■ TO DO: Exactly repeat all the records below, omitting the images they hold.

■ TASK INPUTS:
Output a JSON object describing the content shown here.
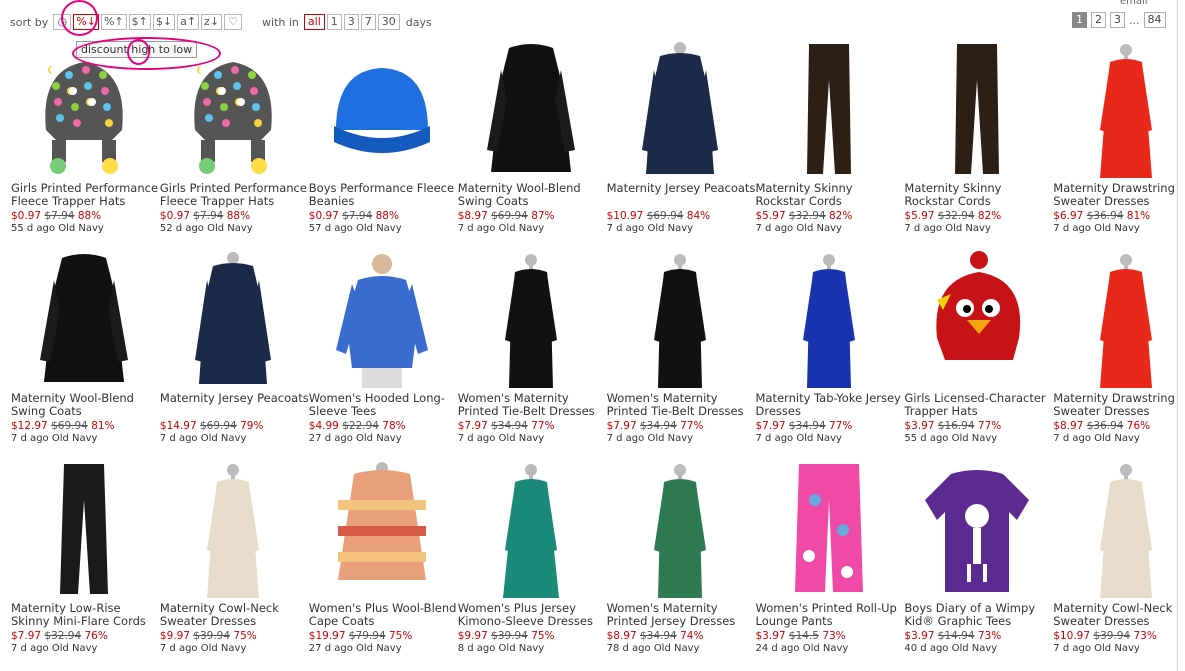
{
  "toolbar": {
    "sort_label": "sort by",
    "sort_buttons": [
      {
        "label": "◷",
        "icon": "clock-icon"
      },
      {
        "label": "%↓"
      },
      {
        "label": "%↑"
      },
      {
        "label": "$↑"
      },
      {
        "label": "$↓"
      },
      {
        "label": "a↑"
      },
      {
        "label": "z↓"
      },
      {
        "label": "♡",
        "icon": "heart-icon"
      }
    ],
    "active_sort": 1,
    "within_label": "with in",
    "day_options": [
      "all",
      "1",
      "3",
      "7",
      "30"
    ],
    "active_day": 0,
    "days_label": "days",
    "top_cut_text": "email"
  },
  "tooltip": {
    "text": "discount high to low"
  },
  "pager": {
    "pages": [
      "1",
      "2",
      "3"
    ],
    "ellipsis": "...",
    "last": "84",
    "current": "1"
  },
  "colors": {
    "accent_red": "#cc0000",
    "annotation_pink": "#e6007e"
  },
  "products": [
    {
      "title": "Girls Printed Performance Fleece Trapper Hats",
      "price": "$0.97",
      "old_price": "$7.94",
      "discount": "88%",
      "age": "55 d ago",
      "store": "Old Navy",
      "img": "dots-hat"
    },
    {
      "title": "Girls Printed Performance Fleece Trapper Hats",
      "price": "$0.97",
      "old_price": "$7.94",
      "discount": "88%",
      "age": "52 d ago",
      "store": "Old Navy",
      "img": "dots-hat"
    },
    {
      "title": "Boys Performance Fleece Beanies",
      "price": "$0.97",
      "old_price": "$7.94",
      "discount": "88%",
      "age": "57 d ago",
      "store": "Old Navy",
      "img": "beanie"
    },
    {
      "title": "Maternity Wool-Blend Swing Coats",
      "price": "$8.97",
      "old_price": "$69.94",
      "discount": "87%",
      "age": "7 d ago",
      "store": "Old Navy",
      "img": "coat"
    },
    {
      "title": "Maternity Jersey Peacoats",
      "price": "$10.97",
      "old_price": "$69.94",
      "discount": "84%",
      "age": "7 d ago",
      "store": "Old Navy",
      "img": "coat-navy"
    },
    {
      "title": "Maternity Skinny Rockstar Cords",
      "price": "$5.97",
      "old_price": "$32.94",
      "discount": "82%",
      "age": "7 d ago",
      "store": "Old Navy",
      "img": "pants-brown"
    },
    {
      "title": "Maternity Skinny Rockstar Cords",
      "price": "$5.97",
      "old_price": "$32.94",
      "discount": "82%",
      "age": "7 d ago",
      "store": "Old Navy",
      "img": "pants-brown"
    },
    {
      "title": "Maternity Drawstring Sweater Dresses",
      "price": "$6.97",
      "old_price": "$36.94",
      "discount": "81%",
      "age": "7 d ago",
      "store": "Old Navy",
      "img": "dress-red"
    },
    {
      "title": "Maternity Wool-Blend Swing Coats",
      "price": "$12.97",
      "old_price": "$69.94",
      "discount": "81%",
      "age": "7 d ago",
      "store": "Old Navy",
      "img": "coat"
    },
    {
      "title": "Maternity Jersey Peacoats",
      "price": "$14.97",
      "old_price": "$69.94",
      "discount": "79%",
      "age": "7 d ago",
      "store": "Old Navy",
      "img": "coat-navy"
    },
    {
      "title": "Women's Hooded Long-Sleeve Tees",
      "price": "$4.99",
      "old_price": "$22.94",
      "discount": "78%",
      "age": "27 d ago",
      "store": "Old Navy",
      "img": "hoodie"
    },
    {
      "title": "Women's Maternity Printed Tie-Belt Dresses",
      "price": "$7.97",
      "old_price": "$34.94",
      "discount": "77%",
      "age": "7 d ago",
      "store": "Old Navy",
      "img": "dress-black"
    },
    {
      "title": "Women's Maternity Printed Tie-Belt Dresses",
      "price": "$7.97",
      "old_price": "$34.94",
      "discount": "77%",
      "age": "7 d ago",
      "store": "Old Navy",
      "img": "dress-black"
    },
    {
      "title": "Maternity Tab-Yoke Jersey Dresses",
      "price": "$7.97",
      "old_price": "$34.94",
      "discount": "77%",
      "age": "7 d ago",
      "store": "Old Navy",
      "img": "dress-blue"
    },
    {
      "title": "Girls Licensed-Character Trapper Hats",
      "price": "$3.97",
      "old_price": "$16.94",
      "discount": "77%",
      "age": "55 d ago",
      "store": "Old Navy",
      "img": "bird-hat"
    },
    {
      "title": "Maternity Drawstring Sweater Dresses",
      "price": "$8.97",
      "old_price": "$36.94",
      "discount": "76%",
      "age": "7 d ago",
      "store": "Old Navy",
      "img": "dress-red"
    },
    {
      "title": "Maternity Low-Rise Skinny Mini-Flare Cords",
      "price": "$7.97",
      "old_price": "$32.94",
      "discount": "76%",
      "age": "7 d ago",
      "store": "Old Navy",
      "img": "pants-black"
    },
    {
      "title": "Maternity Cowl-Neck Sweater Dresses",
      "price": "$9.97",
      "old_price": "$39.94",
      "discount": "75%",
      "age": "7 d ago",
      "store": "Old Navy",
      "img": "dress-cream"
    },
    {
      "title": "Women's Plus Wool-Blend Cape Coats",
      "price": "$19.97",
      "old_price": "$79.94",
      "discount": "75%",
      "age": "27 d ago",
      "store": "Old Navy",
      "img": "cape"
    },
    {
      "title": "Women's Plus Jersey Kimono-Sleeve Dresses",
      "price": "$9.97",
      "old_price": "$39.94",
      "discount": "75%",
      "age": "8 d ago",
      "store": "Old Navy",
      "img": "dress-teal"
    },
    {
      "title": "Women's Maternity Printed Jersey Dresses",
      "price": "$8.97",
      "old_price": "$34.94",
      "discount": "74%",
      "age": "78 d ago",
      "store": "Old Navy",
      "img": "dress-print"
    },
    {
      "title": "Women's Printed Roll-Up Lounge Pants",
      "price": "$3.97",
      "old_price": "$14.5",
      "discount": "73%",
      "age": "24 d ago",
      "store": "Old Navy",
      "img": "pants-pink"
    },
    {
      "title": "Boys Diary of a Wimpy Kid® Graphic Tees",
      "price": "$3.97",
      "old_price": "$14.94",
      "discount": "73%",
      "age": "40 d ago",
      "store": "Old Navy",
      "img": "tee-purple"
    },
    {
      "title": "Maternity Cowl-Neck Sweater Dresses",
      "price": "$10.97",
      "old_price": "$39.94",
      "discount": "73%",
      "age": "7 d ago",
      "store": "Old Navy",
      "img": "dress-cream"
    }
  ]
}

■ WORKED ANSWER:
Output a JSON object describing the content shown here.
{
  "toolbar": {
    "sort_label": "sort by",
    "sort_buttons": [
      {
        "label": "◷",
        "icon": "clock-icon"
      },
      {
        "label": "%↓"
      },
      {
        "label": "%↑"
      },
      {
        "label": "$↑"
      },
      {
        "label": "$↓"
      },
      {
        "label": "a↑"
      },
      {
        "label": "z↓"
      },
      {
        "label": "♡",
        "icon": "heart-icon"
      }
    ],
    "active_sort": 1,
    "within_label": "with in",
    "day_options": [
      "all",
      "1",
      "3",
      "7",
      "30"
    ],
    "active_day": 0,
    "days_label": "days",
    "top_cut_text": "email"
  },
  "tooltip": {
    "text": "discount high to low"
  },
  "pager": {
    "pages": [
      "1",
      "2",
      "3"
    ],
    "ellipsis": "...",
    "last": "84",
    "current": "1"
  },
  "colors": {
    "accent_red": "#cc0000",
    "annotation_pink": "#e6007e"
  },
  "products": [
    {
      "title": "Girls Printed Performance Fleece Trapper Hats",
      "price": "$0.97",
      "old_price": "$7.94",
      "discount": "88%",
      "age": "55 d ago",
      "store": "Old Navy",
      "img": "dots-hat"
    },
    {
      "title": "Girls Printed Performance Fleece Trapper Hats",
      "price": "$0.97",
      "old_price": "$7.94",
      "discount": "88%",
      "age": "52 d ago",
      "store": "Old Navy",
      "img": "dots-hat"
    },
    {
      "title": "Boys Performance Fleece Beanies",
      "price": "$0.97",
      "old_price": "$7.94",
      "discount": "88%",
      "age": "57 d ago",
      "store": "Old Navy",
      "img": "beanie"
    },
    {
      "title": "Maternity Wool-Blend Swing Coats",
      "price": "$8.97",
      "old_price": "$69.94",
      "discount": "87%",
      "age": "7 d ago",
      "store": "Old Navy",
      "img": "coat"
    },
    {
      "title": "Maternity Jersey Peacoats",
      "price": "$10.97",
      "old_price": "$69.94",
      "discount": "84%",
      "age": "7 d ago",
      "store": "Old Navy",
      "img": "coat-navy"
    },
    {
      "title": "Maternity Skinny Rockstar Cords",
      "price": "$5.97",
      "old_price": "$32.94",
      "discount": "82%",
      "age": "7 d ago",
      "store": "Old Navy",
      "img": "pants-brown"
    },
    {
      "title": "Maternity Skinny Rockstar Cords",
      "price": "$5.97",
      "old_price": "$32.94",
      "discount": "82%",
      "age": "7 d ago",
      "store": "Old Navy",
      "img": "pants-brown"
    },
    {
      "title": "Maternity Drawstring Sweater Dresses",
      "price": "$6.97",
      "old_price": "$36.94",
      "discount": "81%",
      "age": "7 d ago",
      "store": "Old Navy",
      "img": "dress-red"
    },
    {
      "title": "Maternity Wool-Blend Swing Coats",
      "price": "$12.97",
      "old_price": "$69.94",
      "discount": "81%",
      "age": "7 d ago",
      "store": "Old Navy",
      "img": "coat"
    },
    {
      "title": "Maternity Jersey Peacoats",
      "price": "$14.97",
      "old_price": "$69.94",
      "discount": "79%",
      "age": "7 d ago",
      "store": "Old Navy",
      "img": "coat-navy"
    },
    {
      "title": "Women's Hooded Long-Sleeve Tees",
      "price": "$4.99",
      "old_price": "$22.94",
      "discount": "78%",
      "age": "27 d ago",
      "store": "Old Navy",
      "img": "hoodie"
    },
    {
      "title": "Women's Maternity Printed Tie-Belt Dresses",
      "price": "$7.97",
      "old_price": "$34.94",
      "discount": "77%",
      "age": "7 d ago",
      "store": "Old Navy",
      "img": "dress-black"
    },
    {
      "title": "Women's Maternity Printed Tie-Belt Dresses",
      "price": "$7.97",
      "old_price": "$34.94",
      "discount": "77%",
      "age": "7 d ago",
      "store": "Old Navy",
      "img": "dress-black"
    },
    {
      "title": "Maternity Tab-Yoke Jersey Dresses",
      "price": "$7.97",
      "old_price": "$34.94",
      "discount": "77%",
      "age": "7 d ago",
      "store": "Old Navy",
      "img": "dress-blue"
    },
    {
      "title": "Girls Licensed-Character Trapper Hats",
      "price": "$3.97",
      "old_price": "$16.94",
      "discount": "77%",
      "age": "55 d ago",
      "store": "Old Navy",
      "img": "bird-hat"
    },
    {
      "title": "Maternity Drawstring Sweater Dresses",
      "price": "$8.97",
      "old_price": "$36.94",
      "discount": "76%",
      "age": "7 d ago",
      "store": "Old Navy",
      "img": "dress-red"
    },
    {
      "title": "Maternity Low-Rise Skinny Mini-Flare Cords",
      "price": "$7.97",
      "old_price": "$32.94",
      "discount": "76%",
      "age": "7 d ago",
      "store": "Old Navy",
      "img": "pants-black"
    },
    {
      "title": "Maternity Cowl-Neck Sweater Dresses",
      "price": "$9.97",
      "old_price": "$39.94",
      "discount": "75%",
      "age": "7 d ago",
      "store": "Old Navy",
      "img": "dress-cream"
    },
    {
      "title": "Women's Plus Wool-Blend Cape Coats",
      "price": "$19.97",
      "old_price": "$79.94",
      "discount": "75%",
      "age": "27 d ago",
      "store": "Old Navy",
      "img": "cape"
    },
    {
      "title": "Women's Plus Jersey Kimono-Sleeve Dresses",
      "price": "$9.97",
      "old_price": "$39.94",
      "discount": "75%",
      "age": "8 d ago",
      "store": "Old Navy",
      "img": "dress-teal"
    },
    {
      "title": "Women's Maternity Printed Jersey Dresses",
      "price": "$8.97",
      "old_price": "$34.94",
      "discount": "74%",
      "age": "78 d ago",
      "store": "Old Navy",
      "img": "dress-print"
    },
    {
      "title": "Women's Printed Roll-Up Lounge Pants",
      "price": "$3.97",
      "old_price": "$14.5",
      "discount": "73%",
      "age": "24 d ago",
      "store": "Old Navy",
      "img": "pants-pink"
    },
    {
      "title": "Boys Diary of a Wimpy Kid® Graphic Tees",
      "price": "$3.97",
      "old_price": "$14.94",
      "discount": "73%",
      "age": "40 d ago",
      "store": "Old Navy",
      "img": "tee-purple"
    },
    {
      "title": "Maternity Cowl-Neck Sweater Dresses",
      "price": "$10.97",
      "old_price": "$39.94",
      "discount": "73%",
      "age": "7 d ago",
      "store": "Old Navy",
      "img": "dress-cream"
    }
  ]
}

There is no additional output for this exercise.